### EXERCISE OBJECTIVE
Write each line out again exactly as written.

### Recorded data
───

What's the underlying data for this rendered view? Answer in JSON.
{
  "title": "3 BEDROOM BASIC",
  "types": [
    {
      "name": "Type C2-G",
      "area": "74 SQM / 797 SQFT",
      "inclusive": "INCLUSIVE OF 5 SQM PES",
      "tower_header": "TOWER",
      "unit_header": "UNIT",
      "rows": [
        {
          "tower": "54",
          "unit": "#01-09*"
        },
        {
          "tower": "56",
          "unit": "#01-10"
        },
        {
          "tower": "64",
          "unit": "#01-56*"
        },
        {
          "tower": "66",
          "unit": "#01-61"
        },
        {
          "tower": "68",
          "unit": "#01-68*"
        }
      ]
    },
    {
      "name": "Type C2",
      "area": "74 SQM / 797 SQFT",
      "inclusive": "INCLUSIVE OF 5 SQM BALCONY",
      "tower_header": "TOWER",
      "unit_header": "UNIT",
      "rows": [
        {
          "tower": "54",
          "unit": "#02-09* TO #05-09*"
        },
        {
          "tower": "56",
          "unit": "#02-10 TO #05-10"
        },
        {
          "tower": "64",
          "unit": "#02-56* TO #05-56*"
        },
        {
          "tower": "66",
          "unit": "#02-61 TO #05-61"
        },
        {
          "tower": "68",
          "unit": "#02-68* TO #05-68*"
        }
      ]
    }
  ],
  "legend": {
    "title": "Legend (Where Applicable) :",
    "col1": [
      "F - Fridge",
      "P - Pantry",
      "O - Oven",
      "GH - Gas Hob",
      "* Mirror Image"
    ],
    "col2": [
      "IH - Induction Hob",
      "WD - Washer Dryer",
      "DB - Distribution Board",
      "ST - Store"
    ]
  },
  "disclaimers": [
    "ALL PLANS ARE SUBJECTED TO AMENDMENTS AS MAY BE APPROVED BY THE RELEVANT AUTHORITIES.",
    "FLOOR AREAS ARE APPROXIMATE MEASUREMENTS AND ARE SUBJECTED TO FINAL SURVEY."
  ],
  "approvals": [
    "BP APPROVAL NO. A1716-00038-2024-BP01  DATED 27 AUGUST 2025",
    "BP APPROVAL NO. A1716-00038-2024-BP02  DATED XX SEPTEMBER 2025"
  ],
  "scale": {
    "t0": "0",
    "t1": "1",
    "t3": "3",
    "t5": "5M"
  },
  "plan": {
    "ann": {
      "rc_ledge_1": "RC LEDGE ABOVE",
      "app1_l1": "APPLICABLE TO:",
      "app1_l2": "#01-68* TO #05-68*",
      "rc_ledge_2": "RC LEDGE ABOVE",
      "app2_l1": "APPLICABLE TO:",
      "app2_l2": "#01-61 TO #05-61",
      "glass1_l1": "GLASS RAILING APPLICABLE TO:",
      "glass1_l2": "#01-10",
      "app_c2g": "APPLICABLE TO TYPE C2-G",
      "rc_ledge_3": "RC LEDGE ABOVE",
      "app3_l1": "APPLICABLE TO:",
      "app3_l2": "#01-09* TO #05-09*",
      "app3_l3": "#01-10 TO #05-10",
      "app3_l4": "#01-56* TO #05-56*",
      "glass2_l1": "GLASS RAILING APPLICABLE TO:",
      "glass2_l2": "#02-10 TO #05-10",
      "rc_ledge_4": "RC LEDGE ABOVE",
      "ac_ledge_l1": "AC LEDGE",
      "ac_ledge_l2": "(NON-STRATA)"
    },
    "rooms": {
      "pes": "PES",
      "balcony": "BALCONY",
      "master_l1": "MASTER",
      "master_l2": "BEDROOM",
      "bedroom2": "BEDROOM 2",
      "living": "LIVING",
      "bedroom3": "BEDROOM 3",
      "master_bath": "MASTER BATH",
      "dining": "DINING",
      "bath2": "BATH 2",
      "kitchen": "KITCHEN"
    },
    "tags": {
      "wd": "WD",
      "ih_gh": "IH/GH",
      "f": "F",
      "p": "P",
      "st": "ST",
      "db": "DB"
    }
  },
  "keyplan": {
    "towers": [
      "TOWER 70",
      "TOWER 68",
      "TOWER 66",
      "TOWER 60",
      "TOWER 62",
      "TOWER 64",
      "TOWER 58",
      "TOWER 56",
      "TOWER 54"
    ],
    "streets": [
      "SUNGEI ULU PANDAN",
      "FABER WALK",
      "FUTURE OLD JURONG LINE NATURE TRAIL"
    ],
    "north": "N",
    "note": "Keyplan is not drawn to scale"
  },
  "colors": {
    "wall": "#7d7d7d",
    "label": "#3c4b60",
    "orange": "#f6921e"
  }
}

───

### COMPLETED EXERCISE
What's the underlying data for this rendered view? Answer in JSON.
{
  "title": "3 BEDROOM BASIC",
  "types": [
    {
      "name": "Type C2-G",
      "area": "74 SQM / 797 SQFT",
      "inclusive": "INCLUSIVE OF 5 SQM PES",
      "tower_header": "TOWER",
      "unit_header": "UNIT",
      "rows": [
        {
          "tower": "54",
          "unit": "#01-09*"
        },
        {
          "tower": "56",
          "unit": "#01-10"
        },
        {
          "tower": "64",
          "unit": "#01-56*"
        },
        {
          "tower": "66",
          "unit": "#01-61"
        },
        {
          "tower": "68",
          "unit": "#01-68*"
        }
      ]
    },
    {
      "name": "Type C2",
      "area": "74 SQM / 797 SQFT",
      "inclusive": "INCLUSIVE OF 5 SQM BALCONY",
      "tower_header": "TOWER",
      "unit_header": "UNIT",
      "rows": [
        {
          "tower": "54",
          "unit": "#02-09* TO #05-09*"
        },
        {
          "tower": "56",
          "unit": "#02-10 TO #05-10"
        },
        {
          "tower": "64",
          "unit": "#02-56* TO #05-56*"
        },
        {
          "tower": "66",
          "unit": "#02-61 TO #05-61"
        },
        {
          "tower": "68",
          "unit": "#02-68* TO #05-68*"
        }
      ]
    }
  ],
  "legend": {
    "title": "Legend (Where Applicable) :",
    "col1": [
      "F - Fridge",
      "P - Pantry",
      "O - Oven",
      "GH - Gas Hob",
      "* Mirror Image"
    ],
    "col2": [
      "IH - Induction Hob",
      "WD - Washer Dryer",
      "DB - Distribution Board",
      "ST - Store"
    ]
  },
  "disclaimers": [
    "ALL PLANS ARE SUBJECTED TO AMENDMENTS AS MAY BE APPROVED BY THE RELEVANT AUTHORITIES.",
    "FLOOR AREAS ARE APPROXIMATE MEASUREMENTS AND ARE SUBJECTED TO FINAL SURVEY."
  ],
  "approvals": [
    "BP APPROVAL NO. A1716-00038-2024-BP01  DATED 27 AUGUST 2025",
    "BP APPROVAL NO. A1716-00038-2024-BP02  DATED XX SEPTEMBER 2025"
  ],
  "scale": {
    "t0": "0",
    "t1": "1",
    "t3": "3",
    "t5": "5M"
  },
  "plan": {
    "ann": {
      "rc_ledge_1": "RC LEDGE ABOVE",
      "app1_l1": "APPLICABLE TO:",
      "app1_l2": "#01-68* TO #05-68*",
      "rc_ledge_2": "RC LEDGE ABOVE",
      "app2_l1": "APPLICABLE TO:",
      "app2_l2": "#01-61 TO #05-61",
      "glass1_l1": "GLASS RAILING APPLICABLE TO:",
      "glass1_l2": "#01-10",
      "app_c2g": "APPLICABLE TO TYPE C2-G",
      "rc_ledge_3": "RC LEDGE ABOVE",
      "app3_l1": "APPLICABLE TO:",
      "app3_l2": "#01-09* TO #05-09*",
      "app3_l3": "#01-10 TO #05-10",
      "app3_l4": "#01-56* TO #05-56*",
      "glass2_l1": "GLASS RAILING APPLICABLE TO:",
      "glass2_l2": "#02-10 TO #05-10",
      "rc_ledge_4": "RC LEDGE ABOVE",
      "ac_ledge_l1": "AC LEDGE",
      "ac_ledge_l2": "(NON-STRATA)"
    },
    "rooms": {
      "pes": "PES",
      "balcony": "BALCONY",
      "master_l1": "MASTER",
      "master_l2": "BEDROOM",
      "bedroom2": "BEDROOM 2",
      "living": "LIVING",
      "bedroom3": "BEDROOM 3",
      "master_bath": "MASTER BATH",
      "dining": "DINING",
      "bath2": "BATH 2",
      "kitchen": "KITCHEN"
    },
    "tags": {
      "wd": "WD",
      "ih_gh": "IH/GH",
      "f": "F",
      "p": "P",
      "st": "ST",
      "db": "DB"
    }
  },
  "keyplan": {
    "towers": [
      "TOWER 70",
      "TOWER 68",
      "TOWER 66",
      "TOWER 60",
      "TOWER 62",
      "TOWER 64",
      "TOWER 58",
      "TOWER 56",
      "TOWER 54"
    ],
    "streets": [
      "SUNGEI ULU PANDAN",
      "FABER WALK",
      "FUTURE OLD JURONG LINE NATURE TRAIL"
    ],
    "north": "N",
    "note": "Keyplan is not drawn to scale"
  },
  "colors": {
    "wall": "#7d7d7d",
    "label": "#3c4b60",
    "orange": "#f6921e"
  }
}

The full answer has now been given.